(Dataset entries on figures)
- - -

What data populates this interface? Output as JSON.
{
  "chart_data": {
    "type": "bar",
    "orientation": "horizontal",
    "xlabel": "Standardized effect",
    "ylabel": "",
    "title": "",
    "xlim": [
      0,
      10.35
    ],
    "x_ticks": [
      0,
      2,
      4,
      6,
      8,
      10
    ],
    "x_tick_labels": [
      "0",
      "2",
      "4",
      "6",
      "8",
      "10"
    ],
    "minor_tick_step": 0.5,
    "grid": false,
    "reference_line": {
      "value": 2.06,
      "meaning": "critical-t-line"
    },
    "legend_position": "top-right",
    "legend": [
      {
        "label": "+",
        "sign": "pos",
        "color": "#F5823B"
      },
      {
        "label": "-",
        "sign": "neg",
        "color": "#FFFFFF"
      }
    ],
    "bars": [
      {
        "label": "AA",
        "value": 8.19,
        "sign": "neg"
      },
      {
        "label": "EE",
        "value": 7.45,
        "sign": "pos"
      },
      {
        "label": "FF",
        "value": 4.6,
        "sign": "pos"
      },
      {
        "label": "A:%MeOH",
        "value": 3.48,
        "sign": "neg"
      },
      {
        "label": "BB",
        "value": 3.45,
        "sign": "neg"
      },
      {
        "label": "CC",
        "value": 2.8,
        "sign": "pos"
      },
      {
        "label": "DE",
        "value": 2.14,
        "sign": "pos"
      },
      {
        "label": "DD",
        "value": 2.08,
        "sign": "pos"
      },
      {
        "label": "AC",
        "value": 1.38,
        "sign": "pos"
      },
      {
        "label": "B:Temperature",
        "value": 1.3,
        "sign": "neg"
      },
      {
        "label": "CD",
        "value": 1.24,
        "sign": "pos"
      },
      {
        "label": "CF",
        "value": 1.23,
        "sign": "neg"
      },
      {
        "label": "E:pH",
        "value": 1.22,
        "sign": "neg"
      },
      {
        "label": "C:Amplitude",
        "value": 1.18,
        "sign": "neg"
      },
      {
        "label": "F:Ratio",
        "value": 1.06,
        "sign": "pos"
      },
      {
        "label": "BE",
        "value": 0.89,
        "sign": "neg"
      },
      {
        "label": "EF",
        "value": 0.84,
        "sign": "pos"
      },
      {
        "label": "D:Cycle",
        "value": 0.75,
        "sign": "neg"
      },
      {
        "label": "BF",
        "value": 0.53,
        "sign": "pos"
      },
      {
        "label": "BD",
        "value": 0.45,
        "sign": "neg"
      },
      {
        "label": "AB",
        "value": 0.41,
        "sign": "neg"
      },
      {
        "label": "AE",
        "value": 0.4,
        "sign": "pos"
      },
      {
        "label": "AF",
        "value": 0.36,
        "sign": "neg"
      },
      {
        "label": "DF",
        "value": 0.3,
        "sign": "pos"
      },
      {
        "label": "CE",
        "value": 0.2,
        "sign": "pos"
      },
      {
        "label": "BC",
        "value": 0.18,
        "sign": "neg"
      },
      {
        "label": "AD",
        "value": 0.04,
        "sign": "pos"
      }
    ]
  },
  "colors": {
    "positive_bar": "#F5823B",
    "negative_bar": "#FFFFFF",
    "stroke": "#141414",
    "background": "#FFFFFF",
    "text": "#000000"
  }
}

- - -

- [Exercise]
Go through the material above line by line and copy it exactly.

- [Exercise output]
What data populates this interface? Output as JSON.
{
  "chart_data": {
    "type": "bar",
    "orientation": "horizontal",
    "xlabel": "Standardized effect",
    "ylabel": "",
    "title": "",
    "xlim": [
      0,
      10.35
    ],
    "x_ticks": [
      0,
      2,
      4,
      6,
      8,
      10
    ],
    "x_tick_labels": [
      "0",
      "2",
      "4",
      "6",
      "8",
      "10"
    ],
    "minor_tick_step": 0.5,
    "grid": false,
    "reference_line": {
      "value": 2.06,
      "meaning": "critical-t-line"
    },
    "legend_position": "top-right",
    "legend": [
      {
        "label": "+",
        "sign": "pos",
        "color": "#F5823B"
      },
      {
        "label": "-",
        "sign": "neg",
        "color": "#FFFFFF"
      }
    ],
    "bars": [
      {
        "label": "AA",
        "value": 8.19,
        "sign": "neg"
      },
      {
        "label": "EE",
        "value": 7.45,
        "sign": "pos"
      },
      {
        "label": "FF",
        "value": 4.6,
        "sign": "pos"
      },
      {
        "label": "A:%MeOH",
        "value": 3.48,
        "sign": "neg"
      },
      {
        "label": "BB",
        "value": 3.45,
        "sign": "neg"
      },
      {
        "label": "CC",
        "value": 2.8,
        "sign": "pos"
      },
      {
        "label": "DE",
        "value": 2.14,
        "sign": "pos"
      },
      {
        "label": "DD",
        "value": 2.08,
        "sign": "pos"
      },
      {
        "label": "AC",
        "value": 1.38,
        "sign": "pos"
      },
      {
        "label": "B:Temperature",
        "value": 1.3,
        "sign": "neg"
      },
      {
        "label": "CD",
        "value": 1.24,
        "sign": "pos"
      },
      {
        "label": "CF",
        "value": 1.23,
        "sign": "neg"
      },
      {
        "label": "E:pH",
        "value": 1.22,
        "sign": "neg"
      },
      {
        "label": "C:Amplitude",
        "value": 1.18,
        "sign": "neg"
      },
      {
        "label": "F:Ratio",
        "value": 1.06,
        "sign": "pos"
      },
      {
        "label": "BE",
        "value": 0.89,
        "sign": "neg"
      },
      {
        "label": "EF",
        "value": 0.84,
        "sign": "pos"
      },
      {
        "label": "D:Cycle",
        "value": 0.75,
        "sign": "neg"
      },
      {
        "label": "BF",
        "value": 0.53,
        "sign": "pos"
      },
      {
        "label": "BD",
        "value": 0.45,
        "sign": "neg"
      },
      {
        "label": "AB",
        "value": 0.41,
        "sign": "neg"
      },
      {
        "label": "AE",
        "value": 0.4,
        "sign": "pos"
      },
      {
        "label": "AF",
        "value": 0.36,
        "sign": "neg"
      },
      {
        "label": "DF",
        "value": 0.3,
        "sign": "pos"
      },
      {
        "label": "CE",
        "value": 0.2,
        "sign": "pos"
      },
      {
        "label": "BC",
        "value": 0.18,
        "sign": "neg"
      },
      {
        "label": "AD",
        "value": 0.04,
        "sign": "pos"
      }
    ]
  },
  "colors": {
    "positive_bar": "#F5823B",
    "negative_bar": "#FFFFFF",
    "stroke": "#141414",
    "background": "#FFFFFF",
    "text": "#000000"
  }
}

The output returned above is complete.